Element and coordinate records:
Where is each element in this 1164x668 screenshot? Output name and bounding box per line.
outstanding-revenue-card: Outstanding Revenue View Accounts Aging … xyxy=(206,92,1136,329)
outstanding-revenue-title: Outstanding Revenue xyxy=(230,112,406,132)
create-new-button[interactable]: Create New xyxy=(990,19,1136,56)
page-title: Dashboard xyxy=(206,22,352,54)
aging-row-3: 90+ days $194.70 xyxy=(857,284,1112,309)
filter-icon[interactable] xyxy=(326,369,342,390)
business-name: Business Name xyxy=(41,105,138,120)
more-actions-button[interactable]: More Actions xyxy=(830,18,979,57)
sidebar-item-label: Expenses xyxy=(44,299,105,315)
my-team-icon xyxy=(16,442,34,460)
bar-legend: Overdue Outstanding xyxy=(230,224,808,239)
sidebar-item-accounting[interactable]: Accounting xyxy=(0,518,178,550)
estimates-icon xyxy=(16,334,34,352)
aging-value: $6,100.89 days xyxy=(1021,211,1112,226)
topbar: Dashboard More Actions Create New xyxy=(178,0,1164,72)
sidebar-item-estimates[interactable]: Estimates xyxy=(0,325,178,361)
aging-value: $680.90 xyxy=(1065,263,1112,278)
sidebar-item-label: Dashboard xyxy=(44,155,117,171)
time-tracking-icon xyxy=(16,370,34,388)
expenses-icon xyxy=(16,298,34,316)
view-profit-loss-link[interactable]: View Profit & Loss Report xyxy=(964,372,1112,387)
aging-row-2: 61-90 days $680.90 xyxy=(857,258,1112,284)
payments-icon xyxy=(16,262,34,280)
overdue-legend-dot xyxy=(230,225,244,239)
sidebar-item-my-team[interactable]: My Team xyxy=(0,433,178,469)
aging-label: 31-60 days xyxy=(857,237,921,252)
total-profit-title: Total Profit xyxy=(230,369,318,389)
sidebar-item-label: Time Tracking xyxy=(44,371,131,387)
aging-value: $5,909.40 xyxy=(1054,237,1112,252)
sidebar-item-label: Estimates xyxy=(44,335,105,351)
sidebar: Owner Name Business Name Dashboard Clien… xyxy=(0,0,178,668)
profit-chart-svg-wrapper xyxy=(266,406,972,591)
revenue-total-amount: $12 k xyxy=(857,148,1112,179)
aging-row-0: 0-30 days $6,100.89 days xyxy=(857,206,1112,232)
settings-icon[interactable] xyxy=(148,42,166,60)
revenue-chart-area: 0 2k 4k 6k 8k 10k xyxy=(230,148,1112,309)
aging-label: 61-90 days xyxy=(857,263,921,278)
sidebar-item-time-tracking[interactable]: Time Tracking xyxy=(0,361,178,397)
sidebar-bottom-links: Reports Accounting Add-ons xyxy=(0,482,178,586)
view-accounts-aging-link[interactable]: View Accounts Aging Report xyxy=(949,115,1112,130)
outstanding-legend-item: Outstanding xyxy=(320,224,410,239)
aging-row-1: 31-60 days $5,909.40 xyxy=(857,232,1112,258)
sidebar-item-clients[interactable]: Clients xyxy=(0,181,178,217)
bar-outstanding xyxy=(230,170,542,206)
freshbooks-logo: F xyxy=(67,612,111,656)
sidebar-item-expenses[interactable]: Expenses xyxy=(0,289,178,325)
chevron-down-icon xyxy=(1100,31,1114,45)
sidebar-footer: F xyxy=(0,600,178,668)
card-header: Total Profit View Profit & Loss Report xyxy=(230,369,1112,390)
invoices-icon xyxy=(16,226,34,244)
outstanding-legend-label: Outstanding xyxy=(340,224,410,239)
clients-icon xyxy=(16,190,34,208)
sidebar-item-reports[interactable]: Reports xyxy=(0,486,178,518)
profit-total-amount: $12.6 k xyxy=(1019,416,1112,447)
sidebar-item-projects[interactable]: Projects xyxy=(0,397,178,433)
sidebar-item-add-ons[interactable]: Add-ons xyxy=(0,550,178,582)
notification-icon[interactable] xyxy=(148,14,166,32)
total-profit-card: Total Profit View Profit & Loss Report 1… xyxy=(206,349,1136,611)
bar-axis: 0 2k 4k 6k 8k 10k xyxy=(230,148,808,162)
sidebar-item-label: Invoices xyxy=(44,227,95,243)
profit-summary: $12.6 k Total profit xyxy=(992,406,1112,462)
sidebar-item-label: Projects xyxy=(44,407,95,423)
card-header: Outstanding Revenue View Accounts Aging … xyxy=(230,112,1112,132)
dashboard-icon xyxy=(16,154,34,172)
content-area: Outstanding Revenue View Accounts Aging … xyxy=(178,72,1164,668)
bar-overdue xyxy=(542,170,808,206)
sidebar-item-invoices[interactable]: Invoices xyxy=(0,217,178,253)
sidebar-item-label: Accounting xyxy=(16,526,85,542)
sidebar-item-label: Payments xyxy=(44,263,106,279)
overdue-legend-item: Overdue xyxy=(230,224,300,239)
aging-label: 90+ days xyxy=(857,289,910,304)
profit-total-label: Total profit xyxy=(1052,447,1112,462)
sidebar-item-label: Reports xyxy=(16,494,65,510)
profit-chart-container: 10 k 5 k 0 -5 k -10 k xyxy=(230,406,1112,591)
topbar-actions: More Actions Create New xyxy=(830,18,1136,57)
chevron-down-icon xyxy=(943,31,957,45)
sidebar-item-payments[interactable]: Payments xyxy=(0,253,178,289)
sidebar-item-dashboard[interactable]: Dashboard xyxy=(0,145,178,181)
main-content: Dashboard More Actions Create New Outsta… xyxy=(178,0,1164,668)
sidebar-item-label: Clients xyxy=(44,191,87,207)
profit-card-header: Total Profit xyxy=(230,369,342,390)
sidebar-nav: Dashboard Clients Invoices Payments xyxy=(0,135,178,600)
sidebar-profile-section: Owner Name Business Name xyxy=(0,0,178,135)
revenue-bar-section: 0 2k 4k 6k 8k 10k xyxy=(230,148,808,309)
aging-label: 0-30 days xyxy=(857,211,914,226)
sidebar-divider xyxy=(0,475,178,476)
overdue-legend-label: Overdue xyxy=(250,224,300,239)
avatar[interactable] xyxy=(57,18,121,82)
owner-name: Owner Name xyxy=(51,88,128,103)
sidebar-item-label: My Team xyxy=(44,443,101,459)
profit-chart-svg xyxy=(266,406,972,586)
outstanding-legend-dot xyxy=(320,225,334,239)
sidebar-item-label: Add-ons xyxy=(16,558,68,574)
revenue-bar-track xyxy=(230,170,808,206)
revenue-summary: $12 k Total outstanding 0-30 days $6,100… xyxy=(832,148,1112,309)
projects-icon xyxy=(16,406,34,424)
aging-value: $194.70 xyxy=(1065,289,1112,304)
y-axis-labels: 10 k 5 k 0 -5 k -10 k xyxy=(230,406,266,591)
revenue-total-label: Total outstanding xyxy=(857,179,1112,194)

- AIM OF THE EXERCISE -
Print all of these items again, line for line, with no changes.

- SOLUTION TO THE PROBLEM -
Where is each element in this 1164x668 screenshot? Output name and bounding box per line.
outstanding-revenue-card: Outstanding Revenue View Accounts Aging … xyxy=(206,92,1136,329)
outstanding-revenue-title: Outstanding Revenue xyxy=(230,112,406,132)
create-new-button[interactable]: Create New xyxy=(990,19,1136,56)
page-title: Dashboard xyxy=(206,22,352,54)
aging-row-3: 90+ days $194.70 xyxy=(857,284,1112,309)
filter-icon[interactable] xyxy=(326,369,342,390)
business-name: Business Name xyxy=(41,105,138,120)
more-actions-button[interactable]: More Actions xyxy=(830,18,979,57)
sidebar-item-label: Expenses xyxy=(44,299,105,315)
my-team-icon xyxy=(16,442,34,460)
bar-legend: Overdue Outstanding xyxy=(230,224,808,239)
sidebar-item-accounting[interactable]: Accounting xyxy=(0,518,178,550)
estimates-icon xyxy=(16,334,34,352)
aging-value: $6,100.89 days xyxy=(1021,211,1112,226)
topbar: Dashboard More Actions Create New xyxy=(178,0,1164,72)
sidebar-item-estimates[interactable]: Estimates xyxy=(0,325,178,361)
aging-value: $680.90 xyxy=(1065,263,1112,278)
sidebar-item-label: Dashboard xyxy=(44,155,117,171)
time-tracking-icon xyxy=(16,370,34,388)
expenses-icon xyxy=(16,298,34,316)
view-profit-loss-link[interactable]: View Profit & Loss Report xyxy=(964,372,1112,387)
aging-row-2: 61-90 days $680.90 xyxy=(857,258,1112,284)
payments-icon xyxy=(16,262,34,280)
overdue-legend-dot xyxy=(230,225,244,239)
sidebar-item-my-team[interactable]: My Team xyxy=(0,433,178,469)
aging-label: 31-60 days xyxy=(857,237,921,252)
total-profit-title: Total Profit xyxy=(230,369,318,389)
sidebar-item-label: Time Tracking xyxy=(44,371,131,387)
aging-value: $5,909.40 xyxy=(1054,237,1112,252)
sidebar-item-label: Estimates xyxy=(44,335,105,351)
sidebar: Owner Name Business Name Dashboard Clien… xyxy=(0,0,178,668)
profit-chart-svg-wrapper xyxy=(266,406,972,591)
revenue-total-amount: $12 k xyxy=(857,148,1112,179)
aging-row-0: 0-30 days $6,100.89 days xyxy=(857,206,1112,232)
settings-icon[interactable] xyxy=(148,42,166,60)
revenue-chart-area: 0 2k 4k 6k 8k 10k xyxy=(230,148,1112,309)
aging-label: 61-90 days xyxy=(857,263,921,278)
sidebar-item-time-tracking[interactable]: Time Tracking xyxy=(0,361,178,397)
sidebar-bottom-links: Reports Accounting Add-ons xyxy=(0,482,178,586)
view-accounts-aging-link[interactable]: View Accounts Aging Report xyxy=(949,115,1112,130)
outstanding-legend-item: Outstanding xyxy=(320,224,410,239)
aging-row-1: 31-60 days $5,909.40 xyxy=(857,232,1112,258)
sidebar-item-clients[interactable]: Clients xyxy=(0,181,178,217)
bar-outstanding xyxy=(230,170,542,206)
freshbooks-logo: F xyxy=(67,612,111,656)
sidebar-item-expenses[interactable]: Expenses xyxy=(0,289,178,325)
chevron-down-icon xyxy=(1100,31,1114,45)
sidebar-footer: F xyxy=(0,600,178,668)
card-header: Total Profit View Profit & Loss Report xyxy=(230,369,1112,390)
invoices-icon xyxy=(16,226,34,244)
outstanding-legend-label: Outstanding xyxy=(340,224,410,239)
clients-icon xyxy=(16,190,34,208)
sidebar-item-reports[interactable]: Reports xyxy=(0,486,178,518)
profit-total-amount: $12.6 k xyxy=(1019,416,1112,447)
sidebar-item-projects[interactable]: Projects xyxy=(0,397,178,433)
sidebar-item-add-ons[interactable]: Add-ons xyxy=(0,550,178,582)
notification-icon[interactable] xyxy=(148,14,166,32)
total-profit-card: Total Profit View Profit & Loss Report 1… xyxy=(206,349,1136,611)
bar-axis: 0 2k 4k 6k 8k 10k xyxy=(230,148,808,162)
sidebar-item-label: Invoices xyxy=(44,227,95,243)
profit-summary: $12.6 k Total profit xyxy=(992,406,1112,462)
sidebar-item-label: Projects xyxy=(44,407,95,423)
card-header: Outstanding Revenue View Accounts Aging … xyxy=(230,112,1112,132)
dashboard-icon xyxy=(16,154,34,172)
content-area: Outstanding Revenue View Accounts Aging … xyxy=(178,72,1164,668)
bar-overdue xyxy=(542,170,808,206)
sidebar-item-invoices[interactable]: Invoices xyxy=(0,217,178,253)
sidebar-item-label: Accounting xyxy=(16,526,85,542)
sidebar-item-label: Payments xyxy=(44,263,106,279)
overdue-legend-item: Overdue xyxy=(230,224,300,239)
aging-label: 90+ days xyxy=(857,289,910,304)
profit-total-label: Total profit xyxy=(1052,447,1112,462)
sidebar-item-label: Reports xyxy=(16,494,65,510)
profit-chart-container: 10 k 5 k 0 -5 k -10 k xyxy=(230,406,1112,591)
topbar-actions: More Actions Create New xyxy=(830,18,1136,57)
chevron-down-icon xyxy=(943,31,957,45)
sidebar-item-payments[interactable]: Payments xyxy=(0,253,178,289)
sidebar-item-dashboard[interactable]: Dashboard xyxy=(0,145,178,181)
main-content: Dashboard More Actions Create New Outsta… xyxy=(178,0,1164,668)
sidebar-item-label: Clients xyxy=(44,191,87,207)
profit-card-header: Total Profit xyxy=(230,369,342,390)
sidebar-nav: Dashboard Clients Invoices Payments xyxy=(0,135,178,600)
sidebar-profile-section: Owner Name Business Name xyxy=(0,0,178,135)
revenue-bar-section: 0 2k 4k 6k 8k 10k xyxy=(230,148,808,309)
aging-label: 0-30 days xyxy=(857,211,914,226)
sidebar-divider xyxy=(0,475,178,476)
overdue-legend-label: Overdue xyxy=(250,224,300,239)
avatar[interactable] xyxy=(57,18,121,82)
owner-name: Owner Name xyxy=(51,88,128,103)
sidebar-item-label: My Team xyxy=(44,443,101,459)
profit-chart-svg xyxy=(266,406,972,586)
outstanding-legend-dot xyxy=(320,225,334,239)
sidebar-item-label: Add-ons xyxy=(16,558,68,574)
revenue-bar-track xyxy=(230,170,808,206)
revenue-summary: $12 k Total outstanding 0-30 days $6,100… xyxy=(832,148,1112,309)
projects-icon xyxy=(16,406,34,424)
aging-value: $194.70 xyxy=(1065,289,1112,304)
y-axis-labels: 10 k 5 k 0 -5 k -10 k xyxy=(230,406,266,591)
revenue-total-label: Total outstanding xyxy=(857,179,1112,194)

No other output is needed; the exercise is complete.